Supplied entries
···

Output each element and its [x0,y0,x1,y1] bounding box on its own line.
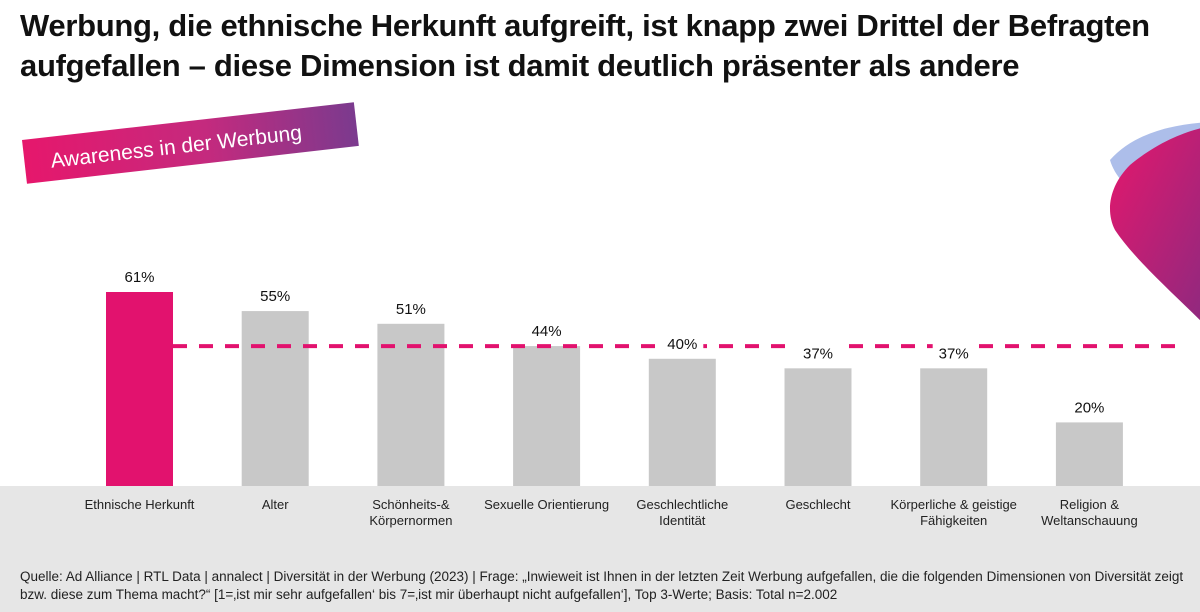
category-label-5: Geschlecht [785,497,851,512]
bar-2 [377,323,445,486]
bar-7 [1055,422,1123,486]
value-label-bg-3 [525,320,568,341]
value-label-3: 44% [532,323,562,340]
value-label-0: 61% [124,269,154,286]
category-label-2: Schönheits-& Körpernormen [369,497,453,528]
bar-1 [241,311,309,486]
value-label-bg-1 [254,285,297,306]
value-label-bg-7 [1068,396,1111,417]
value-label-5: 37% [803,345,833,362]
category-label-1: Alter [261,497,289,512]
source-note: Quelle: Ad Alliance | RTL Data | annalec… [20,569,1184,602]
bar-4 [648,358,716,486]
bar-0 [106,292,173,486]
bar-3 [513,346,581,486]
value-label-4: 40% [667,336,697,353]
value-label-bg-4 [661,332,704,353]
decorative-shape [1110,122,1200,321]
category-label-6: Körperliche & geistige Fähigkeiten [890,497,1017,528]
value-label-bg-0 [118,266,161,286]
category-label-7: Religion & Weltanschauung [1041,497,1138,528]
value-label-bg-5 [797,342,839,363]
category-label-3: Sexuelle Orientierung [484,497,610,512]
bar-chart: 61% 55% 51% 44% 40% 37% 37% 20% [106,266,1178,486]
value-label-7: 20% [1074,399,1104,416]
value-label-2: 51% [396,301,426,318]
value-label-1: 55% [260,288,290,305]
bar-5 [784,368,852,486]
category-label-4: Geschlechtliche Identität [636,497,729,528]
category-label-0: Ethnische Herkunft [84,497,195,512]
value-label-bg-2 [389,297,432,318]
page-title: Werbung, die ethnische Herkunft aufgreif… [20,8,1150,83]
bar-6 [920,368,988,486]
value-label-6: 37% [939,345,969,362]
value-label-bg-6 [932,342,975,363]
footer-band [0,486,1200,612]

···

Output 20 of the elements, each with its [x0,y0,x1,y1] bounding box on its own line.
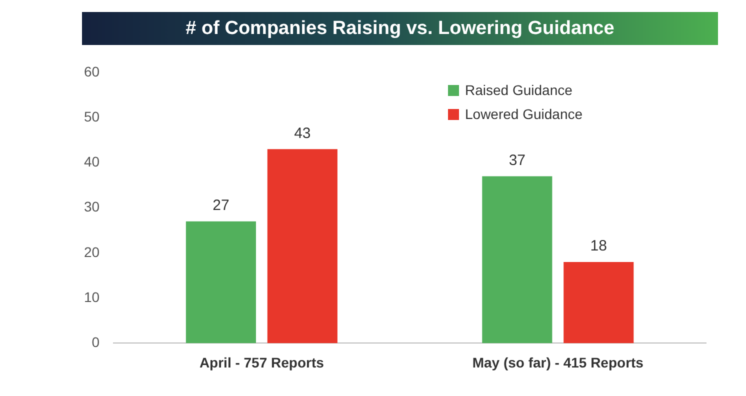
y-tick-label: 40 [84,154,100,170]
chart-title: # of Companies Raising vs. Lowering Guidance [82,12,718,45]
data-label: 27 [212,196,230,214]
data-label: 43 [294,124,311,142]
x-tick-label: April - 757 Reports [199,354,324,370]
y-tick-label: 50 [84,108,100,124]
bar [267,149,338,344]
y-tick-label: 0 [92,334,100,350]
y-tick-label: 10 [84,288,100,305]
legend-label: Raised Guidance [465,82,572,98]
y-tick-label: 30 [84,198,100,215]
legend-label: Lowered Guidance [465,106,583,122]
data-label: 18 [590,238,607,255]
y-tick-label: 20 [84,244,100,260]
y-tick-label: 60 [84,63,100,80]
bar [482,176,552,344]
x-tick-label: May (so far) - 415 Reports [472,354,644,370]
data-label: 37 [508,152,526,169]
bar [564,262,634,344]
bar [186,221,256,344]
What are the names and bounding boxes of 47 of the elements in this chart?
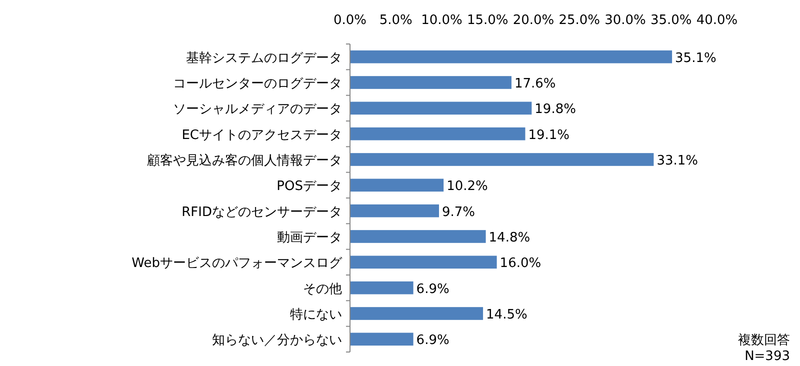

···

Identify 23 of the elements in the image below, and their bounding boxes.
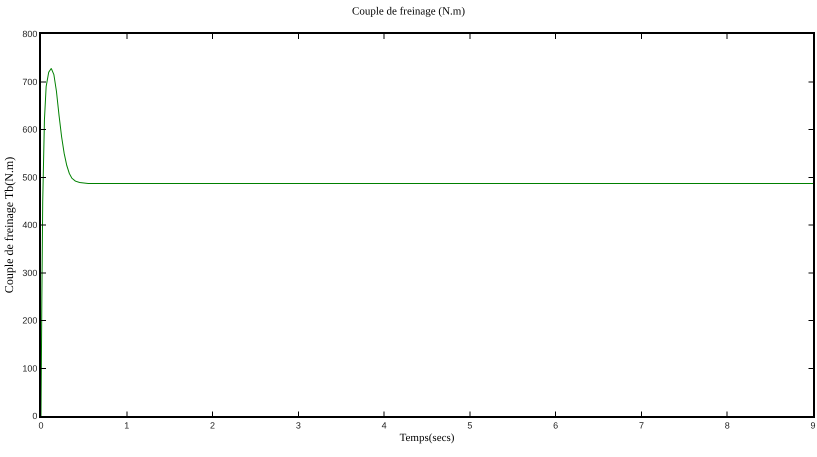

···

What the task asks
Copy the data between the lines holding "Output each element" and "category-label-1: Alter [261,497,289,512]", inclusive, swapping "bounding box" for "enclosing box" and keeping everything else the same. Leave out the pictures.

Completed exercise
Output each element and its [x0,y0,x1,y1] enclosing box on its own line.
category-label-5: Geschlecht [785,497,851,512]
bar-2 [377,323,445,486]
bar-7 [1055,422,1123,486]
value-label-bg-3 [525,320,568,341]
value-label-3: 44% [532,323,562,340]
value-label-0: 61% [124,269,154,286]
category-label-2: Schönheits-& Körpernormen [369,497,453,528]
bar-1 [241,311,309,486]
value-label-bg-1 [254,285,297,306]
value-label-bg-7 [1068,396,1111,417]
value-label-5: 37% [803,345,833,362]
category-label-1: Alter [261,497,289,512]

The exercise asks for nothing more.